**Exercise description**
Repeat the listing in full, exactly as it stands.

**Input rows**
········

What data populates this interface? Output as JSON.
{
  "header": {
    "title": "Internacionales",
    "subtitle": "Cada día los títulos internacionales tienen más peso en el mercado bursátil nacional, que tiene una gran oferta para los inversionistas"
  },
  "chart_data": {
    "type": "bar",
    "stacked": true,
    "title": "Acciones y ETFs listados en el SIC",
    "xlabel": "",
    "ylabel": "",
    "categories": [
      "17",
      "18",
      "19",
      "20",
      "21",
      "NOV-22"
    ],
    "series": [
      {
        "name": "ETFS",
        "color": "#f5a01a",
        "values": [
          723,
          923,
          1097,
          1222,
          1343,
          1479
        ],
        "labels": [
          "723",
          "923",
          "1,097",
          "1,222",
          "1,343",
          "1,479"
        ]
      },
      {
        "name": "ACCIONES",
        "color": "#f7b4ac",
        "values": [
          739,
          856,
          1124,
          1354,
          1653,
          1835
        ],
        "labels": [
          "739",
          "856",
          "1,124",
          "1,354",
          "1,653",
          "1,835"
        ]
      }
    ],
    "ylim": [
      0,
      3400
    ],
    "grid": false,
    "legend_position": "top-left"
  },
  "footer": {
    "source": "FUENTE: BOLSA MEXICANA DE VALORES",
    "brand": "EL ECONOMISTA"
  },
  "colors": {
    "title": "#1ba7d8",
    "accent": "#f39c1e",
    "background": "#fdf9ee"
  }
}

········

**Response to the exercise**
What data populates this interface? Output as JSON.
{
  "header": {
    "title": "Internacionales",
    "subtitle": "Cada día los títulos internacionales tienen más peso en el mercado bursátil nacional, que tiene una gran oferta para los inversionistas"
  },
  "chart_data": {
    "type": "bar",
    "stacked": true,
    "title": "Acciones y ETFs listados en el SIC",
    "xlabel": "",
    "ylabel": "",
    "categories": [
      "17",
      "18",
      "19",
      "20",
      "21",
      "NOV-22"
    ],
    "series": [
      {
        "name": "ETFS",
        "color": "#f5a01a",
        "values": [
          723,
          923,
          1097,
          1222,
          1343,
          1479
        ],
        "labels": [
          "723",
          "923",
          "1,097",
          "1,222",
          "1,343",
          "1,479"
        ]
      },
      {
        "name": "ACCIONES",
        "color": "#f7b4ac",
        "values": [
          739,
          856,
          1124,
          1354,
          1653,
          1835
        ],
        "labels": [
          "739",
          "856",
          "1,124",
          "1,354",
          "1,653",
          "1,835"
        ]
      }
    ],
    "ylim": [
      0,
      3400
    ],
    "grid": false,
    "legend_position": "top-left"
  },
  "footer": {
    "source": "FUENTE: BOLSA MEXICANA DE VALORES",
    "brand": "EL ECONOMISTA"
  },
  "colors": {
    "title": "#1ba7d8",
    "accent": "#f39c1e",
    "background": "#fdf9ee"
  }
}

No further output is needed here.